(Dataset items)
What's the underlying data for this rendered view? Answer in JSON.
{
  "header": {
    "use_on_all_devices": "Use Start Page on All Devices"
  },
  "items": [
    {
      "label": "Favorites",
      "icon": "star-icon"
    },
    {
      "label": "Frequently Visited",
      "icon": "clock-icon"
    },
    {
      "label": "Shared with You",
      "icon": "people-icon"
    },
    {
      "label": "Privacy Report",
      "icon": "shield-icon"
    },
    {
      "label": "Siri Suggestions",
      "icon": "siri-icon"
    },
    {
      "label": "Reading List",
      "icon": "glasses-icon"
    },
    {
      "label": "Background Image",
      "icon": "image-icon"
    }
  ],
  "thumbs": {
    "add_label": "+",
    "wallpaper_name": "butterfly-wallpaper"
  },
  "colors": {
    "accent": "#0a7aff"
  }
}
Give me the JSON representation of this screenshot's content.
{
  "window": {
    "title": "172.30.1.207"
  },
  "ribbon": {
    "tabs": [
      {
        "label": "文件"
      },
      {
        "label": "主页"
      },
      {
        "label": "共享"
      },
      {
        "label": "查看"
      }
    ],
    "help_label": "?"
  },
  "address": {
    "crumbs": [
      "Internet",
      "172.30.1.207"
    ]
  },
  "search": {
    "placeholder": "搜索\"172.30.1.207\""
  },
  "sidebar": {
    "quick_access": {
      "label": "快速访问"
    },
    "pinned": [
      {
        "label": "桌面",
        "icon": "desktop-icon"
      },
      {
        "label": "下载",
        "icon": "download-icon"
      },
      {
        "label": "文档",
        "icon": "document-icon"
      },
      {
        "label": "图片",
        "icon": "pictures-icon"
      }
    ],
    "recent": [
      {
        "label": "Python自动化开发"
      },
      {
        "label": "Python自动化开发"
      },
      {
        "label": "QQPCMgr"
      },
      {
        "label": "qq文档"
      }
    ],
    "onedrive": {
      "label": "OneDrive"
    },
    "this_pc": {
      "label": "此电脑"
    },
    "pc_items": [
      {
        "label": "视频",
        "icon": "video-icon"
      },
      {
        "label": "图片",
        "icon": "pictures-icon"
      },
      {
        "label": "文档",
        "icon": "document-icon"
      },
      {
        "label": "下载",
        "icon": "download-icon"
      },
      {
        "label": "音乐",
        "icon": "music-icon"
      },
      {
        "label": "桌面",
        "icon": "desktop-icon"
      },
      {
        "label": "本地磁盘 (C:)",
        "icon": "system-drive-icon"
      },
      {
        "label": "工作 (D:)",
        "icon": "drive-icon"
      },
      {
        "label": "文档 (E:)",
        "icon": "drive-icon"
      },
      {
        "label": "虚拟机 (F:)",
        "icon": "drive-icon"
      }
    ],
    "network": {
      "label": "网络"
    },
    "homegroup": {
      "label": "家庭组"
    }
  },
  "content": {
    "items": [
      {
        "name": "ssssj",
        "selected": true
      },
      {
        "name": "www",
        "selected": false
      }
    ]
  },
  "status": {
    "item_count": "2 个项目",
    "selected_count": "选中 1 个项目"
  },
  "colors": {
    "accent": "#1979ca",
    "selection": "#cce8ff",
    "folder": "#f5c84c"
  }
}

**Aim**
Copy out all of the lines above exactly.

**Exercise answer**
What's the underlying data for this rendered view? Answer in JSON.
{
  "header": {
    "use_on_all_devices": "Use Start Page on All Devices"
  },
  "items": [
    {
      "label": "Favorites",
      "icon": "star-icon"
    },
    {
      "label": "Frequently Visited",
      "icon": "clock-icon"
    },
    {
      "label": "Shared with You",
      "icon": "people-icon"
    },
    {
      "label": "Privacy Report",
      "icon": "shield-icon"
    },
    {
      "label": "Siri Suggestions",
      "icon": "siri-icon"
    },
    {
      "label": "Reading List",
      "icon": "glasses-icon"
    },
    {
      "label": "Background Image",
      "icon": "image-icon"
    }
  ],
  "thumbs": {
    "add_label": "+",
    "wallpaper_name": "butterfly-wallpaper"
  },
  "colors": {
    "accent": "#0a7aff"
  }
}
Give me the JSON representation of this screenshot's content.
{
  "window": {
    "title": "172.30.1.207"
  },
  "ribbon": {
    "tabs": [
      {
        "label": "文件"
      },
      {
        "label": "主页"
      },
      {
        "label": "共享"
      },
      {
        "label": "查看"
      }
    ],
    "help_label": "?"
  },
  "address": {
    "crumbs": [
      "Internet",
      "172.30.1.207"
    ]
  },
  "search": {
    "placeholder": "搜索\"172.30.1.207\""
  },
  "sidebar": {
    "quick_access": {
      "label": "快速访问"
    },
    "pinned": [
      {
        "label": "桌面",
        "icon": "desktop-icon"
      },
      {
        "label": "下载",
        "icon": "download-icon"
      },
      {
        "label": "文档",
        "icon": "document-icon"
      },
      {
        "label": "图片",
        "icon": "pictures-icon"
      }
    ],
    "recent": [
      {
        "label": "Python自动化开发"
      },
      {
        "label": "Python自动化开发"
      },
      {
        "label": "QQPCMgr"
      },
      {
        "label": "qq文档"
      }
    ],
    "onedrive": {
      "label": "OneDrive"
    },
    "this_pc": {
      "label": "此电脑"
    },
    "pc_items": [
      {
        "label": "视频",
        "icon": "video-icon"
      },
      {
        "label": "图片",
        "icon": "pictures-icon"
      },
      {
        "label": "文档",
        "icon": "document-icon"
      },
      {
        "label": "下载",
        "icon": "download-icon"
      },
      {
        "label": "音乐",
        "icon": "music-icon"
      },
      {
        "label": "桌面",
        "icon": "desktop-icon"
      },
      {
        "label": "本地磁盘 (C:)",
        "icon": "system-drive-icon"
      },
      {
        "label": "工作 (D:)",
        "icon": "drive-icon"
      },
      {
        "label": "文档 (E:)",
        "icon": "drive-icon"
      },
      {
        "label": "虚拟机 (F:)",
        "icon": "drive-icon"
      }
    ],
    "network": {
      "label": "网络"
    },
    "homegroup": {
      "label": "家庭组"
    }
  },
  "content": {
    "items": [
      {
        "name": "ssssj",
        "selected": true
      },
      {
        "name": "www",
        "selected": false
      }
    ]
  },
  "status": {
    "item_count": "2 个项目",
    "selected_count": "选中 1 个项目"
  },
  "colors": {
    "accent": "#1979ca",
    "selection": "#cce8ff",
    "folder": "#f5c84c"
  }
}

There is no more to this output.